[Collected data]
--
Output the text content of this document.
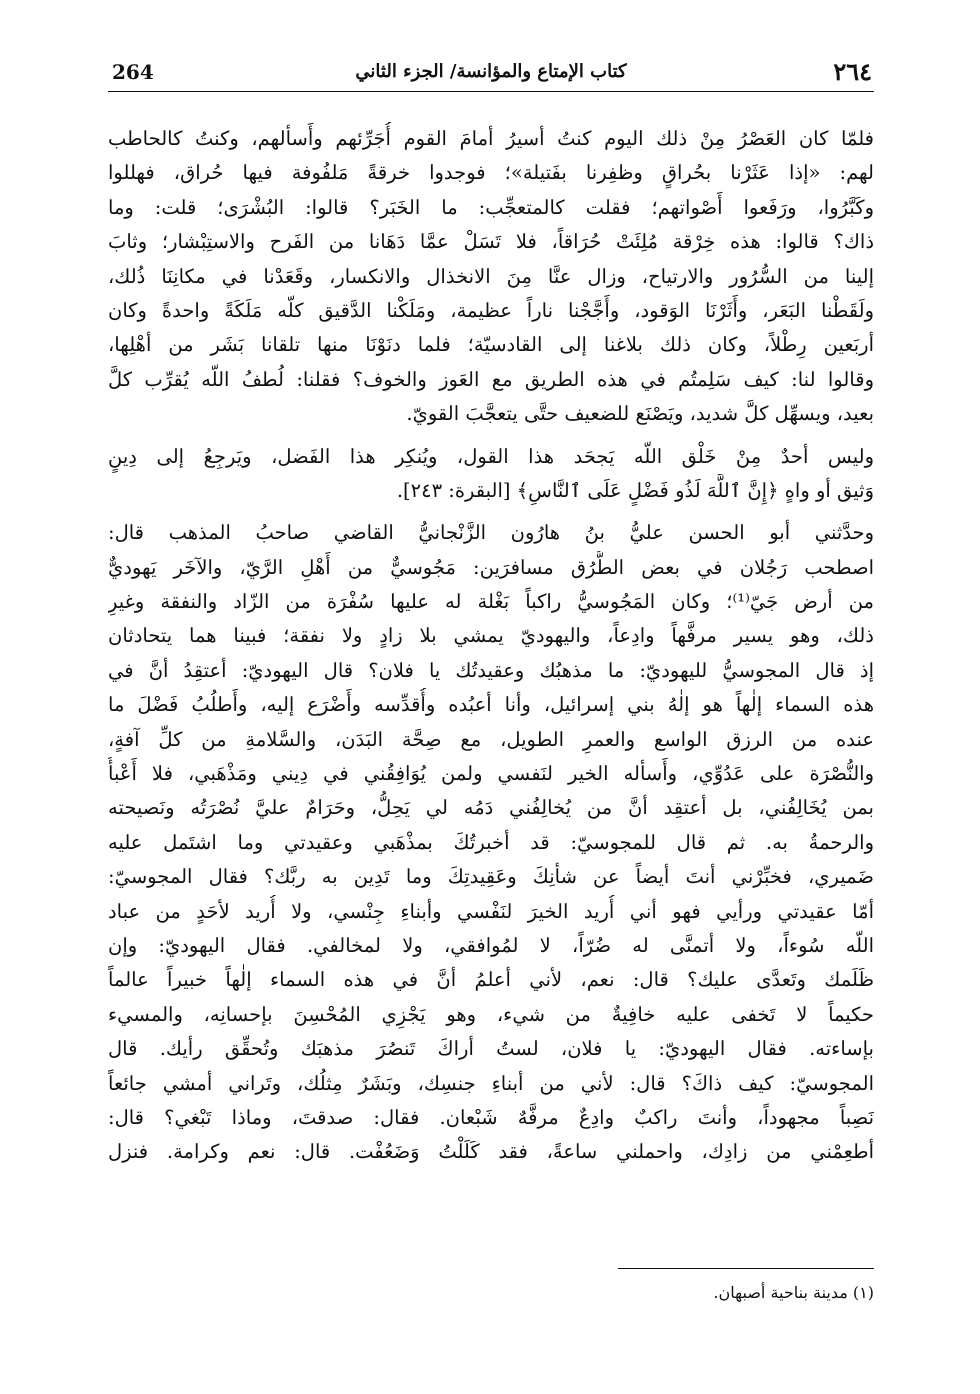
٢٦٤
كتاب الإمتاع والمؤانسة/ الجزء الثاني
264
فلمّا كان العَصْرُ مِنْ ذلك اليوم كنتُ أسيرُ أمامَ القوم أُجَرِّئهم وأَسألهم، وكنتُ كالحاطب
لهم: «إذا عَثَرْنا بحُراقٍ وظفِرنا بفَتيلة»؛ فوجدوا خرقةً مَلفُوفة فيها حُراق، فهللوا
وكَبَّرُوا، ورَفَعوا أَصْواتهم؛ فقلت كالمتعجِّب: ما الخَبَر؟ قالوا: البُشْرَى؛ قلت: وما
ذاك؟ قالوا: هذه خِرْقة مُلِئَتْ حُرَاقاً، فلا تَسَلْ عمَّا دَهَانا من الفَرح والاستِبْشار؛ وثابَ
إلينا من السُّرُور والارتياح، وزال عنَّا مِنَ الانخذال والانكسار، وقَعَدْنا في مكانِنَا ذُلك،
ولَقَطْنا البَعَر، وأَثَرْنَا الوَقود، وأَجَّجْنا ناراً عظيمة، ومَلَكْنا الدَّقيق كلّه مَلَكَةً واحدةً وكان
أربَعين رِطْلاً، وكان ذلك بلاغنا إلى القادسيّة؛ فلما دنَوْنَا منها تلقانا بَشَر من أهْلِها،
وقالوا لنا: كيف سَلِمتُم في هذه الطريق مع العَوز والخوف؟ فقلنا: لُطفُ اللّه يُقرِّب كلَّ
بعيد، ويسهِّل كلَّ شديد، ويَصْنَع للضعيف حتَّى يتعجَّبَ القويّ.
وليس أحدٌ مِنْ خَلْق اللّه يَجحَد هذا القول، ويُنكِر هذا الفَضل، ويَرجِعُ إلى دِينٍ
وَثيق أو واهٍ ﴿إِنَّ ٱللَّهَ لَذُو فَضْلٍ عَلَى ٱلنَّاسِ﴾ [البقرة: ٢٤٣].
وحدَّثني أبو الحسن عليُّ بنُ هارُون الزَّنْجانيُّ القاضي صاحبُ المذهب قال:
اصطحب رَجُلان في بعض الطُّرُق مسافرَين: مَجُوسيٌّ من أَهْلِ الرَّيّ، والآخَر يَهوديٌّ
من أرض جَيّ⁽¹⁾؛ وكان المَجُوسيُّ راكباً بَغْلة له عليها سُفْرَة من الزّاد والنفقة وغيرِ
ذلك، وهو يسير مرفَّهاً وادِعاً، واليهوديّ يمشي بلا زادٍ ولا نفقة؛ فبينا هما يتحادثان
إذ قال المجوسيُّ لليهوديّ: ما مذهبُك وعقيدتُك يا فلان؟ قال اليهوديّ: أعتقِدُ أنَّ في
هذه السماء إلٰهاً هو إلٰهُ بني إسرائيل، وأنا أعبُده وأُقدِّسه وأَضْرَع إليه، وأَطلُبُ فَضْلَ ما
عنده من الرزق الواسع والعمرِ الطويل، مع صِحَّة البَدَن، والسَّلامةِ من كلِّ آفةٍ،
والنُّصْرَة على عَدُوِّي، وأَسأله الخير لنَفسي ولمن يُوَافِقُني في دِيني ومَذْهَبي، فلا أَعْبأُ
بمن يُخَالِفُني، بل أعتقِد أنَّ من يُخالِفُني دَمُه لي يَحِلُّ، وحَرَامٌ عليَّ نُصْرَتُه ونَصيحته
والرحمةُ به. ثم قال للمجوسيّ: قد أخبرتُكَ بمذْهَبي وعقيدتي وما اشتَمل عليه
ضَميري، فخبِّرْني أنتَ أيضاً عن شأنِكَ وعَقِيدتِكَ وما تَدِين به ربَّك؟ فقال المجوسيّ:
أمّا عقيدتي ورأيي فهو أني أُريد الخيرَ لنَفْسي وأبناءِ جِنْسي، ولا أُريد لأحَدٍ من عباد
اللّه سُوءاً، ولا أتمنَّى له ضُرّاً، لا لمُوافقي، ولا لمخالفي. فقال اليهوديّ: وإن
ظَلَمك وتَعدَّى عليك؟ قال: نعم، لأني أعلمُ أنَّ في هذه السماء إلٰهاً خبيراً عالماً
حكيماً لا تَخفى عليه خافِيةٌ من شيء، وهو يَجْزِي المُحْسِنَ بإحسانِه، والمسيء
بإساءته. فقال اليهوديّ: يا فلان، لستُ أراكَ تَنصُرَ مذهبَك وتُحقِّق رأيك. قال
المجوسيّ: كيف ذاكَ؟ قال: لأني من أبناءِ جنسِك، وبَشَرٌ مِثلُك، وتَراني أمشي جائعاً
نَصِباً مجهوداً، وأنتَ راكبٌ وادِعٌ مرفَّهٌ شَبْعان. فقال: صدقتَ، وماذا تَبْغي؟ قال:
أطعِمْني من زادِك، واحملني ساعةً، فقد كَلَلْتُ وَضَعُفْت. قال: نعم وكرامة. فنزل
(١) مدينة بناحية أصبهان.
--
--- What you will do ---
Exclude all images and restate the records above word for word.

--- Response to the task ---
Output the text content of this document.
٢٦٤
كتاب الإمتاع والمؤانسة/ الجزء الثاني
264
فلمّا كان العَصْرُ مِنْ ذلك اليوم كنتُ أسيرُ أمامَ القوم أُجَرِّئهم وأَسألهم، وكنتُ كالحاطب
لهم: «إذا عَثَرْنا بحُراقٍ وظفِرنا بفَتيلة»؛ فوجدوا خرقةً مَلفُوفة فيها حُراق، فهللوا
وكَبَّرُوا، ورَفَعوا أَصْواتهم؛ فقلت كالمتعجِّب: ما الخَبَر؟ قالوا: البُشْرَى؛ قلت: وما
ذاك؟ قالوا: هذه خِرْقة مُلِئَتْ حُرَاقاً، فلا تَسَلْ عمَّا دَهَانا من الفَرح والاستِبْشار؛ وثابَ
إلينا من السُّرُور والارتياح، وزال عنَّا مِنَ الانخذال والانكسار، وقَعَدْنا في مكانِنَا ذُلك،
ولَقَطْنا البَعَر، وأَثَرْنَا الوَقود، وأَجَّجْنا ناراً عظيمة، ومَلَكْنا الدَّقيق كلّه مَلَكَةً واحدةً وكان
أربَعين رِطْلاً، وكان ذلك بلاغنا إلى القادسيّة؛ فلما دنَوْنَا منها تلقانا بَشَر من أهْلِها،
وقالوا لنا: كيف سَلِمتُم في هذه الطريق مع العَوز والخوف؟ فقلنا: لُطفُ اللّه يُقرِّب كلَّ
بعيد، ويسهِّل كلَّ شديد، ويَصْنَع للضعيف حتَّى يتعجَّبَ القويّ.
وليس أحدٌ مِنْ خَلْق اللّه يَجحَد هذا القول، ويُنكِر هذا الفَضل، ويَرجِعُ إلى دِينٍ
وَثيق أو واهٍ ﴿إِنَّ ٱللَّهَ لَذُو فَضْلٍ عَلَى ٱلنَّاسِ﴾ [البقرة: ٢٤٣].
وحدَّثني أبو الحسن عليُّ بنُ هارُون الزَّنْجانيُّ القاضي صاحبُ المذهب قال:
اصطحب رَجُلان في بعض الطُّرُق مسافرَين: مَجُوسيٌّ من أَهْلِ الرَّيّ، والآخَر يَهوديٌّ
من أرض جَيّ⁽¹⁾؛ وكان المَجُوسيُّ راكباً بَغْلة له عليها سُفْرَة من الزّاد والنفقة وغيرِ
ذلك، وهو يسير مرفَّهاً وادِعاً، واليهوديّ يمشي بلا زادٍ ولا نفقة؛ فبينا هما يتحادثان
إذ قال المجوسيُّ لليهوديّ: ما مذهبُك وعقيدتُك يا فلان؟ قال اليهوديّ: أعتقِدُ أنَّ في
هذه السماء إلٰهاً هو إلٰهُ بني إسرائيل، وأنا أعبُده وأُقدِّسه وأَضْرَع إليه، وأَطلُبُ فَضْلَ ما
عنده من الرزق الواسع والعمرِ الطويل، مع صِحَّة البَدَن، والسَّلامةِ من كلِّ آفةٍ،
والنُّصْرَة على عَدُوِّي، وأَسأله الخير لنَفسي ولمن يُوَافِقُني في دِيني ومَذْهَبي، فلا أَعْبأُ
بمن يُخَالِفُني، بل أعتقِد أنَّ من يُخالِفُني دَمُه لي يَحِلُّ، وحَرَامٌ عليَّ نُصْرَتُه ونَصيحته
والرحمةُ به. ثم قال للمجوسيّ: قد أخبرتُكَ بمذْهَبي وعقيدتي وما اشتَمل عليه
ضَميري، فخبِّرْني أنتَ أيضاً عن شأنِكَ وعَقِيدتِكَ وما تَدِين به ربَّك؟ فقال المجوسيّ:
أمّا عقيدتي ورأيي فهو أني أُريد الخيرَ لنَفْسي وأبناءِ جِنْسي، ولا أُريد لأحَدٍ من عباد
اللّه سُوءاً، ولا أتمنَّى له ضُرّاً، لا لمُوافقي، ولا لمخالفي. فقال اليهوديّ: وإن
ظَلَمك وتَعدَّى عليك؟ قال: نعم، لأني أعلمُ أنَّ في هذه السماء إلٰهاً خبيراً عالماً
حكيماً لا تَخفى عليه خافِيةٌ من شيء، وهو يَجْزِي المُحْسِنَ بإحسانِه، والمسيء
بإساءته. فقال اليهوديّ: يا فلان، لستُ أراكَ تَنصُرَ مذهبَك وتُحقِّق رأيك. قال
المجوسيّ: كيف ذاكَ؟ قال: لأني من أبناءِ جنسِك، وبَشَرٌ مِثلُك، وتَراني أمشي جائعاً
نَصِباً مجهوداً، وأنتَ راكبٌ وادِعٌ مرفَّهٌ شَبْعان. فقال: صدقتَ، وماذا تَبْغي؟ قال:
أطعِمْني من زادِك، واحملني ساعةً، فقد كَلَلْتُ وَضَعُفْت. قال: نعم وكرامة. فنزل
(١) مدينة بناحية أصبهان.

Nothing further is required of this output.